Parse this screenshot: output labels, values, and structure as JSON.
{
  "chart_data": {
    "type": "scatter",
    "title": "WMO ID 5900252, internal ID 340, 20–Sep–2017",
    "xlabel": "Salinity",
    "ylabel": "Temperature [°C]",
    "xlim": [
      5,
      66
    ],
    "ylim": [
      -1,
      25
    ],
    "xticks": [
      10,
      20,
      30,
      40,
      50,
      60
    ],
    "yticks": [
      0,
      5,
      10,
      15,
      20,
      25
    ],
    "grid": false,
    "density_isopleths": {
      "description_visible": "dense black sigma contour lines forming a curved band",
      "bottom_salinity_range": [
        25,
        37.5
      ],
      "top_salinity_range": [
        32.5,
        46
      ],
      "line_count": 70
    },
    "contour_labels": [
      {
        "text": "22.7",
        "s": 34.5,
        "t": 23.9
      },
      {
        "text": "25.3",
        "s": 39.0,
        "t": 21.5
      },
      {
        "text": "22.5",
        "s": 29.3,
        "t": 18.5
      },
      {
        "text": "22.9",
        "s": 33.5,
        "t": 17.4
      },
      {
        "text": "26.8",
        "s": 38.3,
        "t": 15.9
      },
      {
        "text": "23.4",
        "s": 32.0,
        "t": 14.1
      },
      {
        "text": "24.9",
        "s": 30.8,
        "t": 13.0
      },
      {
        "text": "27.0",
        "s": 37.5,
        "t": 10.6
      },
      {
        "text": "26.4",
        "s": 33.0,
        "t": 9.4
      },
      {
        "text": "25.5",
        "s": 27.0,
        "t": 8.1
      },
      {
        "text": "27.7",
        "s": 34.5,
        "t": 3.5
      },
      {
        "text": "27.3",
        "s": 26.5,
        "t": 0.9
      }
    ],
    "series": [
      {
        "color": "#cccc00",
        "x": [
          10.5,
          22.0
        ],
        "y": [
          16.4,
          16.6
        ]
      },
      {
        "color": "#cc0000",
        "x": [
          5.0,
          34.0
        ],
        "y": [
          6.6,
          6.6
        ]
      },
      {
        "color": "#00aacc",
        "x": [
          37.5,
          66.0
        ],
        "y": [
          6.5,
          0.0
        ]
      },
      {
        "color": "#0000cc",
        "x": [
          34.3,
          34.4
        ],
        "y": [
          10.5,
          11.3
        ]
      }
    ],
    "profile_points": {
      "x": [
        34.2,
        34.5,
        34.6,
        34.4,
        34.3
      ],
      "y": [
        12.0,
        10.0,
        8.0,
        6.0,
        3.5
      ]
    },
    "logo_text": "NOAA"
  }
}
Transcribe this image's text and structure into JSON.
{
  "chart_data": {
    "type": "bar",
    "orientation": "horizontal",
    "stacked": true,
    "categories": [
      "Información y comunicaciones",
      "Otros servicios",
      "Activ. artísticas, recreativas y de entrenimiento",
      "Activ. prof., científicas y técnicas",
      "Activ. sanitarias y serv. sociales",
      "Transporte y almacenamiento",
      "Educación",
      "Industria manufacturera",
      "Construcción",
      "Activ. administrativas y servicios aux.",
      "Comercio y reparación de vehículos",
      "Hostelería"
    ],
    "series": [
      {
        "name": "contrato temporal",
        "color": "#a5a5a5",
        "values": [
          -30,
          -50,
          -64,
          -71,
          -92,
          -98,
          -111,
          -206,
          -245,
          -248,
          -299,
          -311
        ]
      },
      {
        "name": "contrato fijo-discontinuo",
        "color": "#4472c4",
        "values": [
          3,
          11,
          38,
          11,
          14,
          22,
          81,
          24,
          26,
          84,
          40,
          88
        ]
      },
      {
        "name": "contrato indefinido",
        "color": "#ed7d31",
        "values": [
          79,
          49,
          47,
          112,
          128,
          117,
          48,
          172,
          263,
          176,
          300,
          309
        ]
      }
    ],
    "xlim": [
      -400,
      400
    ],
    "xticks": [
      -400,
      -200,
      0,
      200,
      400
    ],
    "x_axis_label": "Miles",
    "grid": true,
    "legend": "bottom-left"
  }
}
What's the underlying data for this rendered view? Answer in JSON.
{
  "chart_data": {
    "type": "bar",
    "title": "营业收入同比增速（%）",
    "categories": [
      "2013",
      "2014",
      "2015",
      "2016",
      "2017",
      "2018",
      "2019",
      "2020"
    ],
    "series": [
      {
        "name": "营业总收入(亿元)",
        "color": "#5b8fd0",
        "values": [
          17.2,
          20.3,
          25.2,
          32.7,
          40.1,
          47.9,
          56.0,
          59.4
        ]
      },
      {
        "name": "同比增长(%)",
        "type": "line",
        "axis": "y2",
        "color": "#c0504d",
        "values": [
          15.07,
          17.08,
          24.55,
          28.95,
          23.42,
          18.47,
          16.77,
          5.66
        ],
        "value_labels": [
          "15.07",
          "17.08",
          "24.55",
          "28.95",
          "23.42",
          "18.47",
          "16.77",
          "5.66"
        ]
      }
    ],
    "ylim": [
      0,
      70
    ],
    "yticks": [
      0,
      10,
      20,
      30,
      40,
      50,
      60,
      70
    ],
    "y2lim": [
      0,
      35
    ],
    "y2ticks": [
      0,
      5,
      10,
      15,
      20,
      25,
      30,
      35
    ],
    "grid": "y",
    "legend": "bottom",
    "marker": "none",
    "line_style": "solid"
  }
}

→ Written problem
Print out every record again, exactly and in full.

→ Task answer
Parse this screenshot: output labels, values, and structure as JSON.
{
  "chart_data": {
    "type": "scatter",
    "title": "WMO ID 5900252, internal ID 340, 20–Sep–2017",
    "xlabel": "Salinity",
    "ylabel": "Temperature [°C]",
    "xlim": [
      5,
      66
    ],
    "ylim": [
      -1,
      25
    ],
    "xticks": [
      10,
      20,
      30,
      40,
      50,
      60
    ],
    "yticks": [
      0,
      5,
      10,
      15,
      20,
      25
    ],
    "grid": false,
    "density_isopleths": {
      "description_visible": "dense black sigma contour lines forming a curved band",
      "bottom_salinity_range": [
        25,
        37.5
      ],
      "top_salinity_range": [
        32.5,
        46
      ],
      "line_count": 70
    },
    "contour_labels": [
      {
        "text": "22.7",
        "s": 34.5,
        "t": 23.9
      },
      {
        "text": "25.3",
        "s": 39.0,
        "t": 21.5
      },
      {
        "text": "22.5",
        "s": 29.3,
        "t": 18.5
      },
      {
        "text": "22.9",
        "s": 33.5,
        "t": 17.4
      },
      {
        "text": "26.8",
        "s": 38.3,
        "t": 15.9
      },
      {
        "text": "23.4",
        "s": 32.0,
        "t": 14.1
      },
      {
        "text": "24.9",
        "s": 30.8,
        "t": 13.0
      },
      {
        "text": "27.0",
        "s": 37.5,
        "t": 10.6
      },
      {
        "text": "26.4",
        "s": 33.0,
        "t": 9.4
      },
      {
        "text": "25.5",
        "s": 27.0,
        "t": 8.1
      },
      {
        "text": "27.7",
        "s": 34.5,
        "t": 3.5
      },
      {
        "text": "27.3",
        "s": 26.5,
        "t": 0.9
      }
    ],
    "series": [
      {
        "color": "#cccc00",
        "x": [
          10.5,
          22.0
        ],
        "y": [
          16.4,
          16.6
        ]
      },
      {
        "color": "#cc0000",
        "x": [
          5.0,
          34.0
        ],
        "y": [
          6.6,
          6.6
        ]
      },
      {
        "color": "#00aacc",
        "x": [
          37.5,
          66.0
        ],
        "y": [
          6.5,
          0.0
        ]
      },
      {
        "color": "#0000cc",
        "x": [
          34.3,
          34.4
        ],
        "y": [
          10.5,
          11.3
        ]
      }
    ],
    "profile_points": {
      "x": [
        34.2,
        34.5,
        34.6,
        34.4,
        34.3
      ],
      "y": [
        12.0,
        10.0,
        8.0,
        6.0,
        3.5
      ]
    },
    "logo_text": "NOAA"
  }
}
Transcribe this image's text and structure into JSON.
{
  "chart_data": {
    "type": "bar",
    "orientation": "horizontal",
    "stacked": true,
    "categories": [
      "Información y comunicaciones",
      "Otros servicios",
      "Activ. artísticas, recreativas y de entrenimiento",
      "Activ. prof., científicas y técnicas",
      "Activ. sanitarias y serv. sociales",
      "Transporte y almacenamiento",
      "Educación",
      "Industria manufacturera",
      "Construcción",
      "Activ. administrativas y servicios aux.",
      "Comercio y reparación de vehículos",
      "Hostelería"
    ],
    "series": [
      {
        "name": "contrato temporal",
        "color": "#a5a5a5",
        "values": [
          -30,
          -50,
          -64,
          -71,
          -92,
          -98,
          -111,
          -206,
          -245,
          -248,
          -299,
          -311
        ]
      },
      {
        "name": "contrato fijo-discontinuo",
        "color": "#4472c4",
        "values": [
          3,
          11,
          38,
          11,
          14,
          22,
          81,
          24,
          26,
          84,
          40,
          88
        ]
      },
      {
        "name": "contrato indefinido",
        "color": "#ed7d31",
        "values": [
          79,
          49,
          47,
          112,
          128,
          117,
          48,
          172,
          263,
          176,
          300,
          309
        ]
      }
    ],
    "xlim": [
      -400,
      400
    ],
    "xticks": [
      -400,
      -200,
      0,
      200,
      400
    ],
    "x_axis_label": "Miles",
    "grid": true,
    "legend": "bottom-left"
  }
}
What's the underlying data for this rendered view? Answer in JSON.
{
  "chart_data": {
    "type": "bar",
    "title": "营业收入同比增速（%）",
    "categories": [
      "2013",
      "2014",
      "2015",
      "2016",
      "2017",
      "2018",
      "2019",
      "2020"
    ],
    "series": [
      {
        "name": "营业总收入(亿元)",
        "color": "#5b8fd0",
        "values": [
          17.2,
          20.3,
          25.2,
          32.7,
          40.1,
          47.9,
          56.0,
          59.4
        ]
      },
      {
        "name": "同比增长(%)",
        "type": "line",
        "axis": "y2",
        "color": "#c0504d",
        "values": [
          15.07,
          17.08,
          24.55,
          28.95,
          23.42,
          18.47,
          16.77,
          5.66
        ],
        "value_labels": [
          "15.07",
          "17.08",
          "24.55",
          "28.95",
          "23.42",
          "18.47",
          "16.77",
          "5.66"
        ]
      }
    ],
    "ylim": [
      0,
      70
    ],
    "yticks": [
      0,
      10,
      20,
      30,
      40,
      50,
      60,
      70
    ],
    "y2lim": [
      0,
      35
    ],
    "y2ticks": [
      0,
      5,
      10,
      15,
      20,
      25,
      30,
      35
    ],
    "grid": "y",
    "legend": "bottom",
    "marker": "none",
    "line_style": "solid"
  }
}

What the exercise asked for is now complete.